Exercise task: Quote the full listing word for word.

Listed records:
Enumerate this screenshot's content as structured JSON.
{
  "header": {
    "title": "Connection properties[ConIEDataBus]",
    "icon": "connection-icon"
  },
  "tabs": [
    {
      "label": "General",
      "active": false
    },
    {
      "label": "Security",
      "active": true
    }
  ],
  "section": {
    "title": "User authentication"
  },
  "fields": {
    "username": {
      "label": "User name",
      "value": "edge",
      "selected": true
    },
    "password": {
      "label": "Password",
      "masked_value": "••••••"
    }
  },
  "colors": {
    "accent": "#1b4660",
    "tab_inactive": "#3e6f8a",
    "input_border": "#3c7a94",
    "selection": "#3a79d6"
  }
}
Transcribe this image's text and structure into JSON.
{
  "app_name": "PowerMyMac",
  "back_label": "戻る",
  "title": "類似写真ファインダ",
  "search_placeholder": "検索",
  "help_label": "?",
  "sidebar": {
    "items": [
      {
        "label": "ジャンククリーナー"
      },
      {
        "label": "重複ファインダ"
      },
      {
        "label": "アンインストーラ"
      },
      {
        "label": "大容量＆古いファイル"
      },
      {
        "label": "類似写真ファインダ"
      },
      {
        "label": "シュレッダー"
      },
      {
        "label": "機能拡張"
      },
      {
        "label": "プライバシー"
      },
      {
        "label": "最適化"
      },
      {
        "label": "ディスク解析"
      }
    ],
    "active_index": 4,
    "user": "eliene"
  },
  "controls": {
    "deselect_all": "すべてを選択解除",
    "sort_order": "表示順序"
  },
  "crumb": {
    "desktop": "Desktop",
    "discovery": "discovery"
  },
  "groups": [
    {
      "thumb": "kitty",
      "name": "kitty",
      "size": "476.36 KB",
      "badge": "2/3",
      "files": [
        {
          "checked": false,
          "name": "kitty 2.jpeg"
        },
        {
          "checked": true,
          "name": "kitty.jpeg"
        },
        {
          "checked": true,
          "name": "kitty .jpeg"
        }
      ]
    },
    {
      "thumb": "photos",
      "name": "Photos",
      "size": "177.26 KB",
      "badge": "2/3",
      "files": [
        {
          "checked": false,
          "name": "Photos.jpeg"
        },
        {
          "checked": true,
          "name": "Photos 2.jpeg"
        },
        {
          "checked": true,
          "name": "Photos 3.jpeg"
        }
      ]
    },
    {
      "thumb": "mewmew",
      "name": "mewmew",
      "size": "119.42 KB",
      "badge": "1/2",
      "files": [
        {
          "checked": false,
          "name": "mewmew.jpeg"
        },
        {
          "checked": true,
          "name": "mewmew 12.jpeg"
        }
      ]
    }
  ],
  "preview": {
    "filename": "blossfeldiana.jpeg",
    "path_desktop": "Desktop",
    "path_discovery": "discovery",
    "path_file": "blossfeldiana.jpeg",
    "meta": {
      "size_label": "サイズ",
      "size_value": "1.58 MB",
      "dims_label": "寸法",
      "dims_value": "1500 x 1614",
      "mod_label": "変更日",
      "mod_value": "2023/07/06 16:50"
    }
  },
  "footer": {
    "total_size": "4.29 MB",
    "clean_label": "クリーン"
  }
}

Written answer:
Enumerate this screenshot's content as structured JSON.
{
  "header": {
    "title": "Connection properties[ConIEDataBus]",
    "icon": "connection-icon"
  },
  "tabs": [
    {
      "label": "General",
      "active": false
    },
    {
      "label": "Security",
      "active": true
    }
  ],
  "section": {
    "title": "User authentication"
  },
  "fields": {
    "username": {
      "label": "User name",
      "value": "edge",
      "selected": true
    },
    "password": {
      "label": "Password",
      "masked_value": "••••••"
    }
  },
  "colors": {
    "accent": "#1b4660",
    "tab_inactive": "#3e6f8a",
    "input_border": "#3c7a94",
    "selection": "#3a79d6"
  }
}
Transcribe this image's text and structure into JSON.
{
  "app_name": "PowerMyMac",
  "back_label": "戻る",
  "title": "類似写真ファインダ",
  "search_placeholder": "検索",
  "help_label": "?",
  "sidebar": {
    "items": [
      {
        "label": "ジャンククリーナー"
      },
      {
        "label": "重複ファインダ"
      },
      {
        "label": "アンインストーラ"
      },
      {
        "label": "大容量＆古いファイル"
      },
      {
        "label": "類似写真ファインダ"
      },
      {
        "label": "シュレッダー"
      },
      {
        "label": "機能拡張"
      },
      {
        "label": "プライバシー"
      },
      {
        "label": "最適化"
      },
      {
        "label": "ディスク解析"
      }
    ],
    "active_index": 4,
    "user": "eliene"
  },
  "controls": {
    "deselect_all": "すべてを選択解除",
    "sort_order": "表示順序"
  },
  "crumb": {
    "desktop": "Desktop",
    "discovery": "discovery"
  },
  "groups": [
    {
      "thumb": "kitty",
      "name": "kitty",
      "size": "476.36 KB",
      "badge": "2/3",
      "files": [
        {
          "checked": false,
          "name": "kitty 2.jpeg"
        },
        {
          "checked": true,
          "name": "kitty.jpeg"
        },
        {
          "checked": true,
          "name": "kitty .jpeg"
        }
      ]
    },
    {
      "thumb": "photos",
      "name": "Photos",
      "size": "177.26 KB",
      "badge": "2/3",
      "files": [
        {
          "checked": false,
          "name": "Photos.jpeg"
        },
        {
          "checked": true,
          "name": "Photos 2.jpeg"
        },
        {
          "checked": true,
          "name": "Photos 3.jpeg"
        }
      ]
    },
    {
      "thumb": "mewmew",
      "name": "mewmew",
      "size": "119.42 KB",
      "badge": "1/2",
      "files": [
        {
          "checked": false,
          "name": "mewmew.jpeg"
        },
        {
          "checked": true,
          "name": "mewmew 12.jpeg"
        }
      ]
    }
  ],
  "preview": {
    "filename": "blossfeldiana.jpeg",
    "path_desktop": "Desktop",
    "path_discovery": "discovery",
    "path_file": "blossfeldiana.jpeg",
    "meta": {
      "size_label": "サイズ",
      "size_value": "1.58 MB",
      "dims_label": "寸法",
      "dims_value": "1500 x 1614",
      "mod_label": "変更日",
      "mod_value": "2023/07/06 16:50"
    }
  },
  "footer": {
    "total_size": "4.29 MB",
    "clean_label": "クリーン"
  }
}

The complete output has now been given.